▶ _What is asked_
Collect all lines containing the word "arrow" from the data.

▶ _Information provided_
══════════════════════════════
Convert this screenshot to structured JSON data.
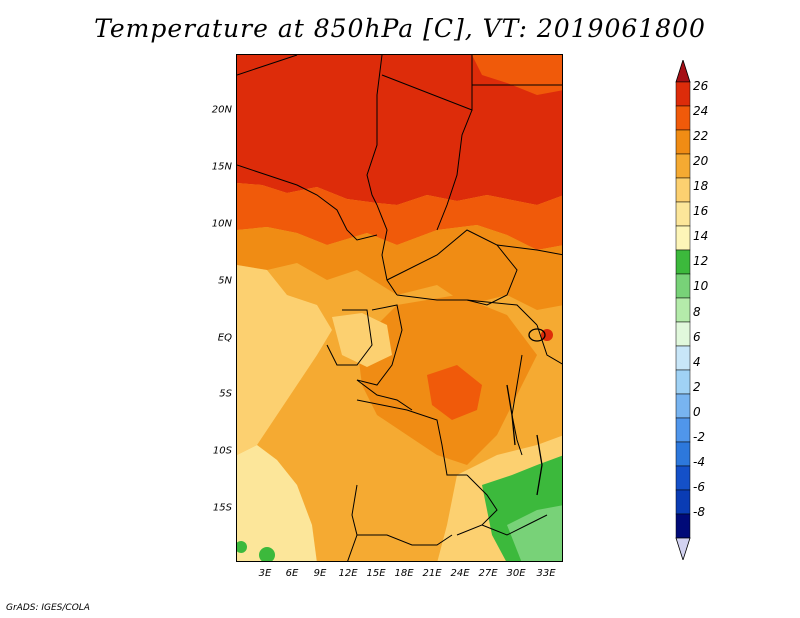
{
  "title": "Temperature at 850hPa [C], VT: 2019061800",
  "credit": "GrADS: IGES/COLA",
  "map": {
    "region": "Central Africa",
    "variable": "Temperature at 850hPa",
    "units": "C",
    "valid_time": "2019061800",
    "lat_labels": [
      "20N",
      "15N",
      "10N",
      "5N",
      "EQ",
      "5S",
      "10S",
      "15S"
    ],
    "lon_labels": [
      "3E",
      "6E",
      "9E",
      "12E",
      "15E",
      "18E",
      "21E",
      "24E",
      "27E",
      "30E",
      "33E"
    ]
  },
  "colorbar": {
    "labels": [
      "26",
      "24",
      "22",
      "20",
      "18",
      "16",
      "14",
      "12",
      "10",
      "8",
      "6",
      "4",
      "2",
      "0",
      "-2",
      "-4",
      "-6",
      "-8"
    ],
    "colors": [
      "#a50f15",
      "#dd2c0a",
      "#f05a0a",
      "#f08c14",
      "#f5aa32",
      "#fcd070",
      "#fce69a",
      "#fdf5b8",
      "#3cb93c",
      "#78d278",
      "#b4ebaa",
      "#e1f8dc",
      "#c8e6f8",
      "#a0d2f5",
      "#78b4f0",
      "#5096eb",
      "#2d78dc",
      "#1450c8",
      "#0a3cb4",
      "#000a78",
      "#d2d2f0"
    ],
    "color_names": [
      "top-arrow-red",
      "24-26",
      "22-24",
      "20-22",
      "18-20",
      "16-18",
      "14-16",
      "12-14",
      "10-12",
      "8-10",
      "6-8",
      "4-6",
      "2-4",
      "0-2",
      "-2-0",
      "-4--2",
      "-6--4",
      "-8--6",
      "below-8",
      "bottom-navy",
      "bottom-arrow-lavender"
    ]
  }
}
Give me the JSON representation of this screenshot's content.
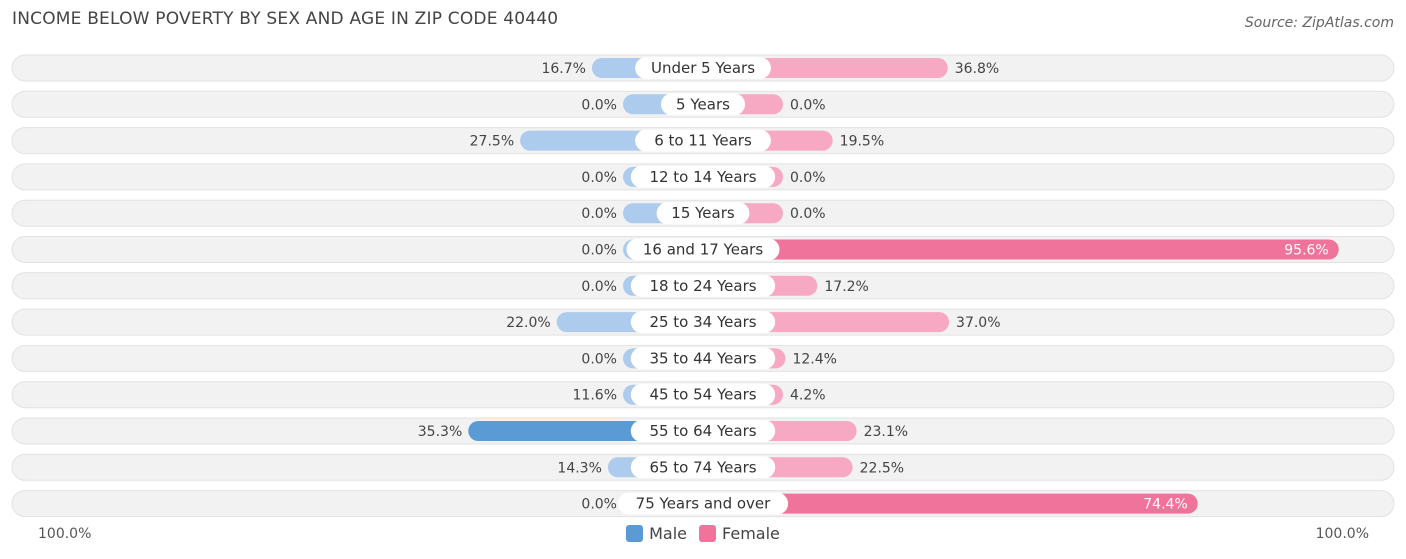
{
  "title": "INCOME BELOW POVERTY BY SEX AND AGE IN ZIP CODE 40440",
  "source": "Source: ZipAtlas.com",
  "colors": {
    "male": "#5b9bd5",
    "male_light": "#adcbec",
    "female": "#f0739b",
    "female_light": "#f7a8c2",
    "row_bg": "#f2f2f2"
  },
  "chart_data": {
    "type": "bar",
    "orientation": "horizontal-diverging",
    "categories": [
      "Under 5 Years",
      "5 Years",
      "6 to 11 Years",
      "12 to 14 Years",
      "15 Years",
      "16 and 17 Years",
      "18 to 24 Years",
      "25 to 34 Years",
      "35 to 44 Years",
      "45 to 54 Years",
      "55 to 64 Years",
      "65 to 74 Years",
      "75 Years and over"
    ],
    "series": [
      {
        "name": "Male",
        "values": [
          16.7,
          0.0,
          27.5,
          0.0,
          0.0,
          0.0,
          0.0,
          22.0,
          0.0,
          11.6,
          35.3,
          14.3,
          0.0
        ],
        "labels": [
          "16.7%",
          "0.0%",
          "27.5%",
          "0.0%",
          "0.0%",
          "0.0%",
          "0.0%",
          "22.0%",
          "0.0%",
          "11.6%",
          "35.3%",
          "14.3%",
          "0.0%"
        ]
      },
      {
        "name": "Female",
        "values": [
          36.8,
          0.0,
          19.5,
          0.0,
          0.0,
          95.6,
          17.2,
          37.0,
          12.4,
          4.2,
          23.1,
          22.5,
          74.4
        ],
        "labels": [
          "36.8%",
          "0.0%",
          "19.5%",
          "0.0%",
          "0.0%",
          "95.6%",
          "17.2%",
          "37.0%",
          "12.4%",
          "4.2%",
          "23.1%",
          "22.5%",
          "74.4%"
        ]
      }
    ],
    "xlim": [
      -100,
      100
    ],
    "axis_left_label": "100.0%",
    "axis_right_label": "100.0%",
    "legend": [
      "Male",
      "Female"
    ],
    "legend_position": "bottom-center"
  }
}
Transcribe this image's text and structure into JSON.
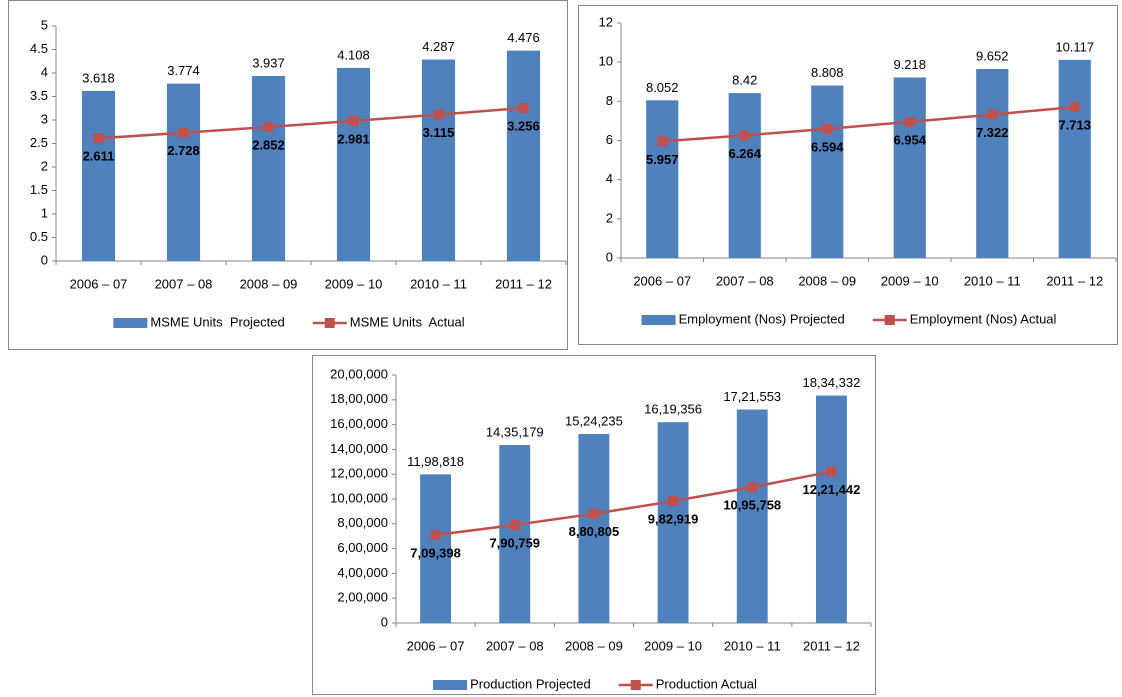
{
  "chart_data": [
    {
      "type": "bar",
      "categories": [
        "2006 – 07",
        "2007 – 08",
        "2008 – 09",
        "2009 – 10",
        "2010 – 11",
        "2011 – 12"
      ],
      "series": [
        {
          "name": "MSME Units  Projected",
          "color": "#4f81bd",
          "values": [
            3.618,
            3.774,
            3.937,
            4.108,
            4.287,
            4.476
          ]
        },
        {
          "name": "MSME Units  Actual",
          "color": "#c0504d",
          "type": "line",
          "values": [
            2.611,
            2.728,
            2.852,
            2.981,
            3.115,
            3.256
          ]
        }
      ],
      "ylim": [
        0,
        5
      ],
      "yticks": [
        0,
        0.5,
        1,
        1.5,
        2,
        2.5,
        3,
        3.5,
        4,
        4.5,
        5
      ],
      "grid": false,
      "legend": "bottom"
    },
    {
      "type": "bar",
      "categories": [
        "2006 – 07",
        "2007 – 08",
        "2008 – 09",
        "2009 – 10",
        "2010 – 11",
        "2011 – 12"
      ],
      "series": [
        {
          "name": "Employment (Nos) Projected",
          "color": "#4f81bd",
          "values": [
            8.052,
            8.42,
            8.808,
            9.218,
            9.652,
            10.117
          ]
        },
        {
          "name": "Employment (Nos) Actual",
          "color": "#c0504d",
          "type": "line",
          "values": [
            5.957,
            6.264,
            6.594,
            6.954,
            7.322,
            7.713
          ]
        }
      ],
      "ylim": [
        0,
        12
      ],
      "yticks": [
        0,
        2,
        4,
        6,
        8,
        10,
        12
      ],
      "grid": false,
      "legend": "bottom"
    },
    {
      "type": "bar",
      "categories": [
        "2006 – 07",
        "2007 – 08",
        "2008 – 09",
        "2009 – 10",
        "2010 – 11",
        "2011 – 12"
      ],
      "series": [
        {
          "name": "Production Projected",
          "color": "#4f81bd",
          "values": [
            1198818,
            1435179,
            1524235,
            1619356,
            1721553,
            1834332
          ],
          "value_labels": [
            "11,98,818",
            "14,35,179",
            "15,24,235",
            "16,19,356",
            "17,21,553",
            "18,34,332"
          ]
        },
        {
          "name": "Production Actual",
          "color": "#c0504d",
          "type": "line",
          "values": [
            709398,
            790759,
            880805,
            982919,
            1095758,
            1221442
          ],
          "value_labels": [
            "7,09,398",
            "7,90,759",
            "8,80,805",
            "9,82,919",
            "10,95,758",
            "12,21,442"
          ]
        }
      ],
      "ylim": [
        0,
        2000000
      ],
      "yticks": [
        0,
        {
          "value": 200000,
          "label": "2,00,000"
        },
        {
          "value": 400000,
          "label": "4,00,000"
        },
        {
          "value": 600000,
          "label": "6,00,000"
        },
        {
          "value": 800000,
          "label": "8,00,000"
        },
        {
          "value": 1000000,
          "label": "10,00,000"
        },
        {
          "value": 1200000,
          "label": "12,00,000"
        },
        {
          "value": 1400000,
          "label": "14,00,000"
        },
        {
          "value": 1600000,
          "label": "16,00,000"
        },
        {
          "value": 1800000,
          "label": "18,00,000"
        },
        {
          "value": 2000000,
          "label": "20,00,000"
        }
      ],
      "grid": false,
      "legend": "bottom"
    }
  ]
}
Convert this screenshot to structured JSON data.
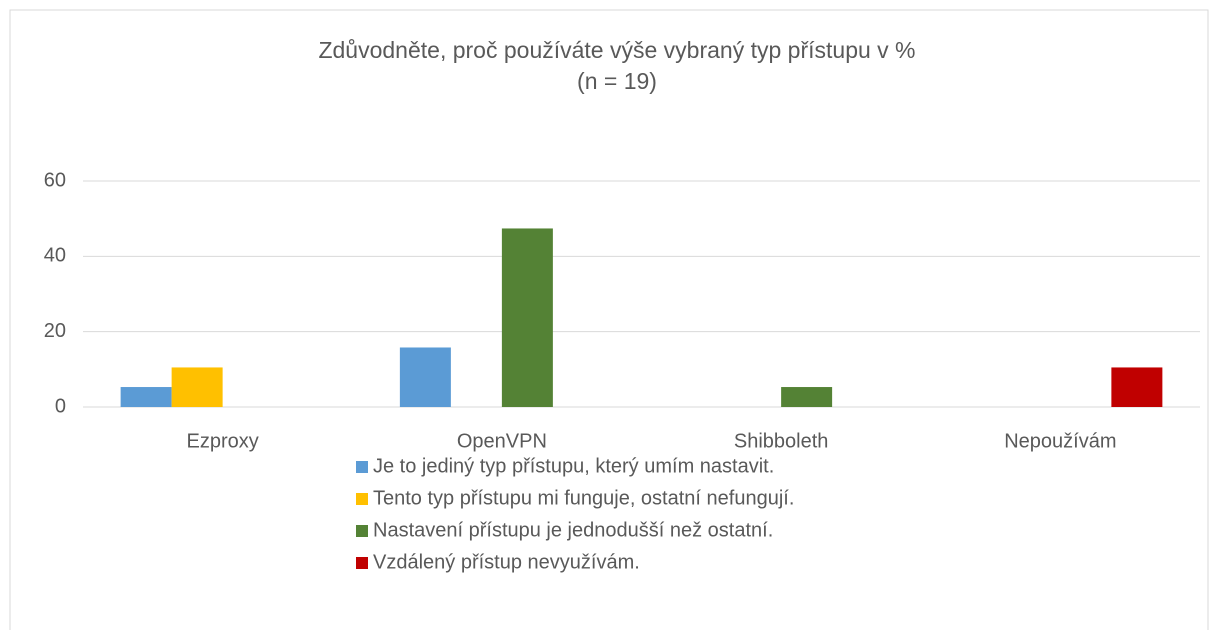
{
  "chart_data": {
    "type": "bar",
    "title": "Zdůvodněte, proč používáte výše vybraný typ přístupu v %",
    "subtitle": "(n = 19)",
    "categories": [
      "Ezproxy",
      "OpenVPN",
      "Shibboleth",
      "Nepoužívám"
    ],
    "series": [
      {
        "name": "Je to jediný typ přístupu, který umím nastavit.",
        "color": "#5b9bd5",
        "values": [
          5.3,
          15.8,
          0,
          0
        ]
      },
      {
        "name": "Tento typ přístupu mi funguje, ostatní nefungují.",
        "color": "#ffc000",
        "values": [
          10.5,
          0,
          0,
          0
        ]
      },
      {
        "name": "Nastavení přístupu je jednodušší než ostatní.",
        "color": "#548235",
        "values": [
          0,
          47.4,
          5.3,
          0
        ]
      },
      {
        "name": "Vzdálený přístup nevyužívám.",
        "color": "#c00000",
        "values": [
          0,
          0,
          0,
          10.5
        ]
      }
    ],
    "ylim": [
      0,
      60
    ],
    "yticks": [
      0,
      20,
      40,
      60
    ],
    "grid": true,
    "legend": "bottom"
  }
}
══════════════════════════════
▶ _Complete response_
      "top-arrow-red",
      "bottom-arrow-lavender"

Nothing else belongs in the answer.